• **Records supplied**:

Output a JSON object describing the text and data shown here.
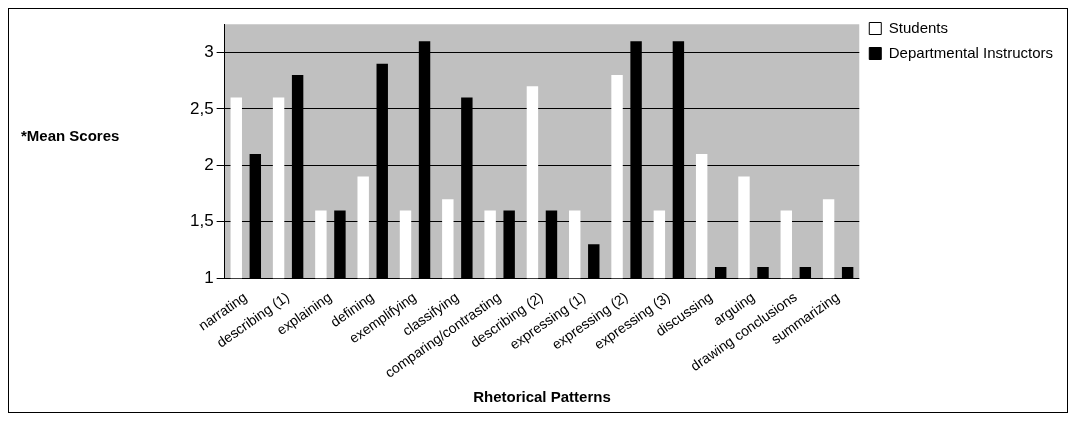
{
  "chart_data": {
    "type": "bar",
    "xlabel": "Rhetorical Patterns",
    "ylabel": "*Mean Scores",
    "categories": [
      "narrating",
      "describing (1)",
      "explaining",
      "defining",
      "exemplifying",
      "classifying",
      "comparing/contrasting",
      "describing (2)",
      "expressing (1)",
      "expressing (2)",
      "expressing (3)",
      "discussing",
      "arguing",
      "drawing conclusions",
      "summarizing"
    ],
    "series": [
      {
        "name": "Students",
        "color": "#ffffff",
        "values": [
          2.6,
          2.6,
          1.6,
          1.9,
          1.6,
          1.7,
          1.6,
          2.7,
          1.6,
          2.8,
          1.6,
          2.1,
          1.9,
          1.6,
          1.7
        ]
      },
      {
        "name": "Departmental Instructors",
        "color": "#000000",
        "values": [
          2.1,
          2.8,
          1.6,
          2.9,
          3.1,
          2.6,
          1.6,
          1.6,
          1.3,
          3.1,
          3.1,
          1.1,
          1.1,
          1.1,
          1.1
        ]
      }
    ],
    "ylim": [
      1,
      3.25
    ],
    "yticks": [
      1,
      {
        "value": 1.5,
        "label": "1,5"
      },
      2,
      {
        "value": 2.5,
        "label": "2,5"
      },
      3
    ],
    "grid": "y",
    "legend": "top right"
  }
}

==

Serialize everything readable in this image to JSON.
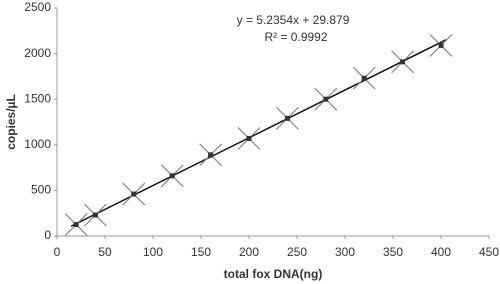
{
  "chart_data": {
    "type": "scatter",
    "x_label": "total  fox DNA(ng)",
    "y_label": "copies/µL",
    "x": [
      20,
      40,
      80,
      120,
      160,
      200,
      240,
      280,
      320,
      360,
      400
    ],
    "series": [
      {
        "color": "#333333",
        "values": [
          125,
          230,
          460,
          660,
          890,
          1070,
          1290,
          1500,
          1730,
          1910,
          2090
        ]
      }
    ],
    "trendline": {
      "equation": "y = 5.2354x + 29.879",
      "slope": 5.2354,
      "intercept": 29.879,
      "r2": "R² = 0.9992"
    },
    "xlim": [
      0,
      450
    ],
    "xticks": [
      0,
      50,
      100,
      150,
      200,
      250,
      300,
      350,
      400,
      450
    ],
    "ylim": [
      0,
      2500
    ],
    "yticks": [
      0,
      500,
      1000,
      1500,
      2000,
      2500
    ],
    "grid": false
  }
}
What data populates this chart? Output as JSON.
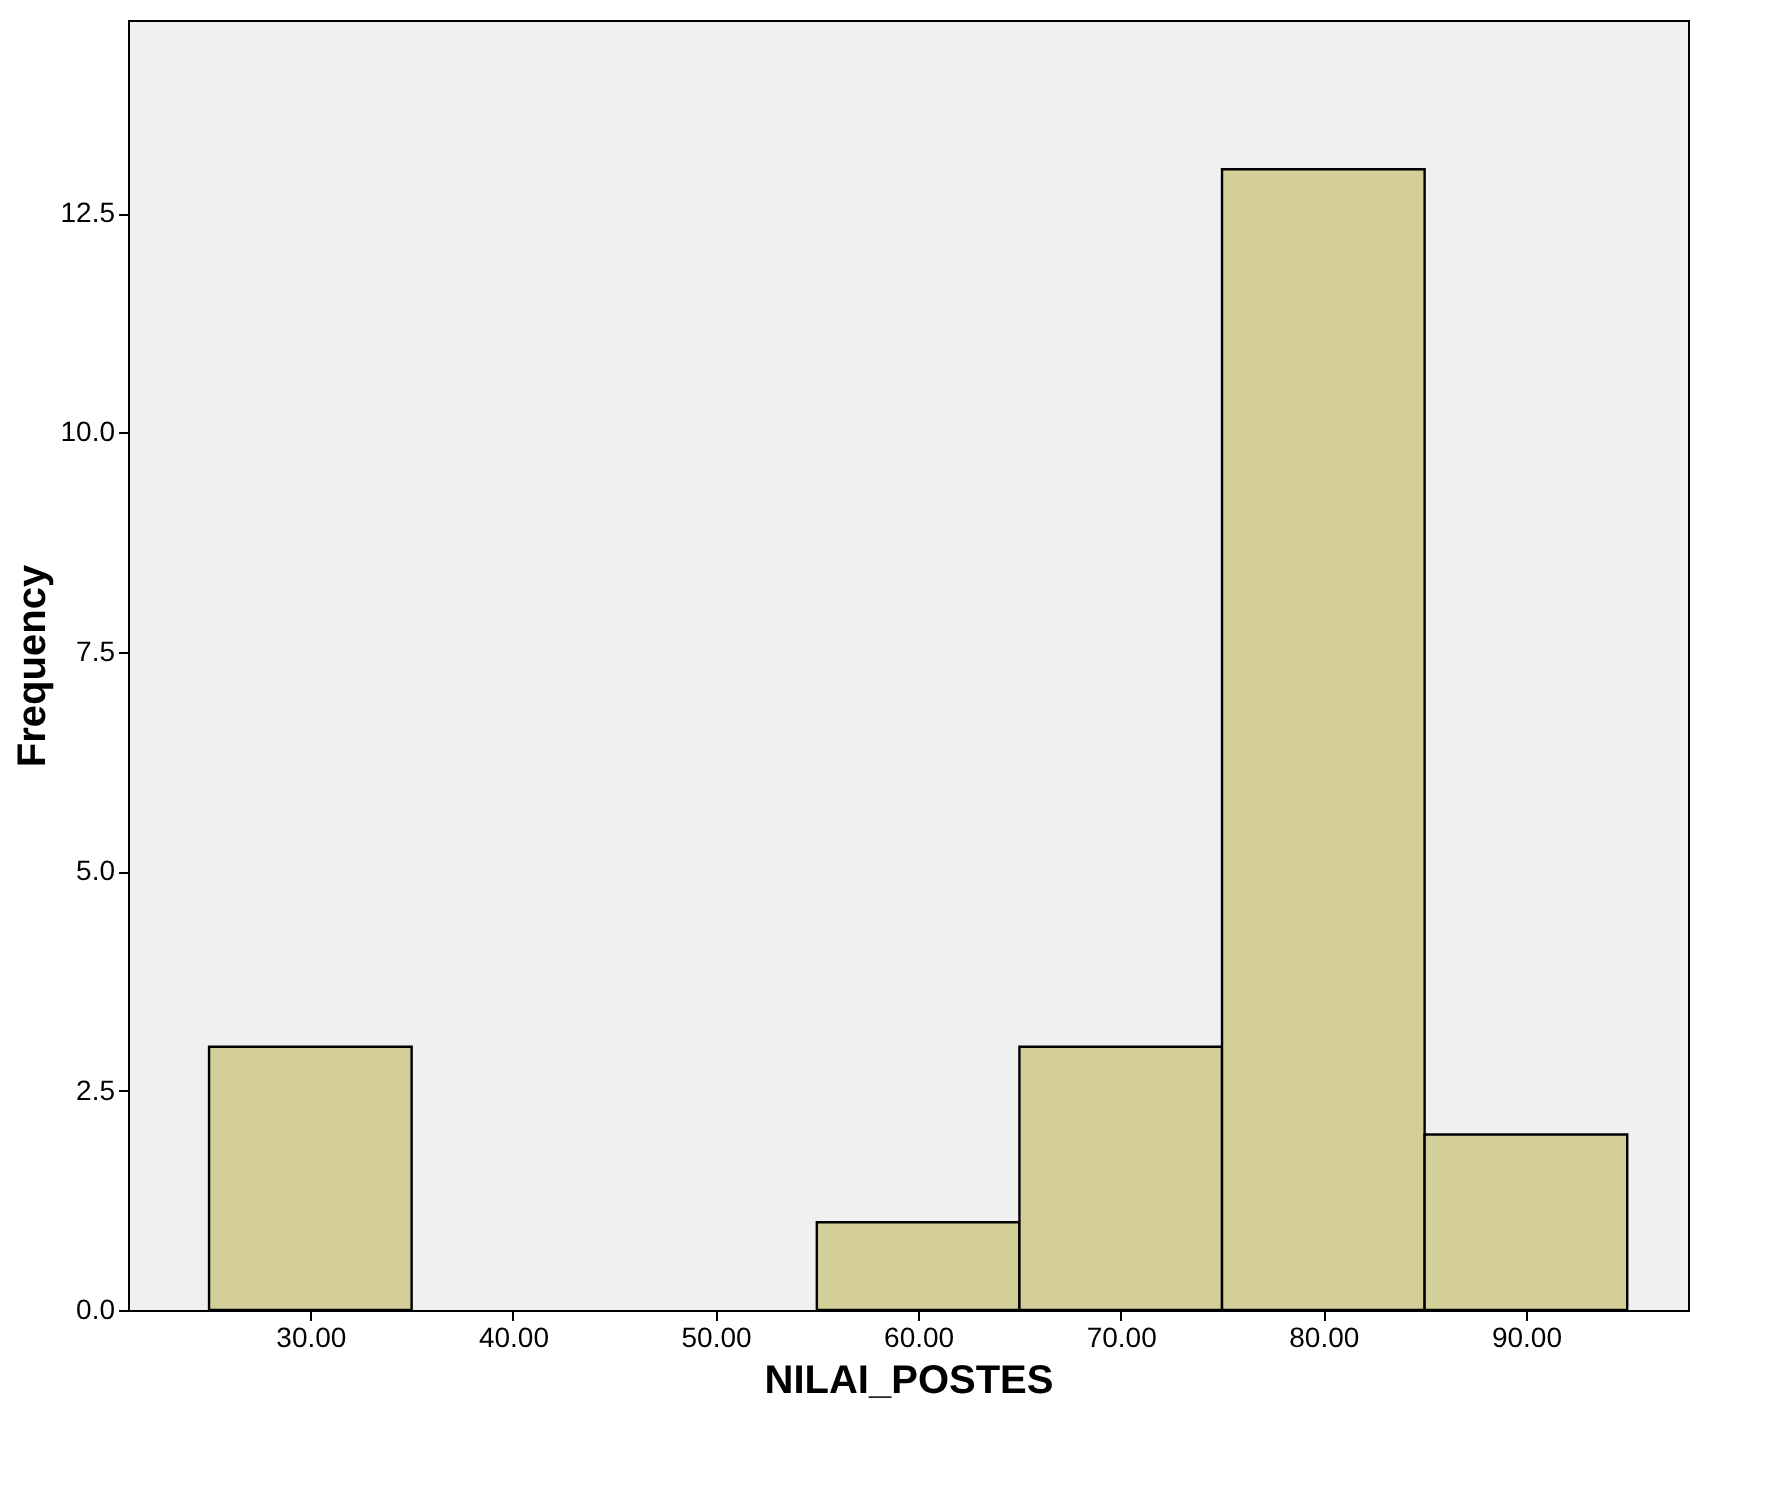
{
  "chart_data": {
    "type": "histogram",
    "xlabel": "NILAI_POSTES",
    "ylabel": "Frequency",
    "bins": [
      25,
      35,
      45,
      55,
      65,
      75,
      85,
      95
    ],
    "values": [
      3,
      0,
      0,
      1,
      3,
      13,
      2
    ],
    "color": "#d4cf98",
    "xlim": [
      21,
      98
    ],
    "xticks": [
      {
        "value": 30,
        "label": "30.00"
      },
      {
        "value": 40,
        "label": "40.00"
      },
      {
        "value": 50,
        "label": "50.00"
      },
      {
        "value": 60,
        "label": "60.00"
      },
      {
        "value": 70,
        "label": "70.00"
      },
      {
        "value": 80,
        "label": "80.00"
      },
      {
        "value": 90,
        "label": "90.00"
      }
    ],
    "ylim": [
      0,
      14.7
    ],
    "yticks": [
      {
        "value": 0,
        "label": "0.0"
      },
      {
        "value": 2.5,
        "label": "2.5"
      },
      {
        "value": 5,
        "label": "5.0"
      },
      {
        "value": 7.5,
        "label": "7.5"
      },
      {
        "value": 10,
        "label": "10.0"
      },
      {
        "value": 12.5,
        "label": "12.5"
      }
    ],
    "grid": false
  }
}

• **What to produce**:
Above are entries; state the number of lines among them that contain "expressing", and nothing else.

• **Right answer**:
3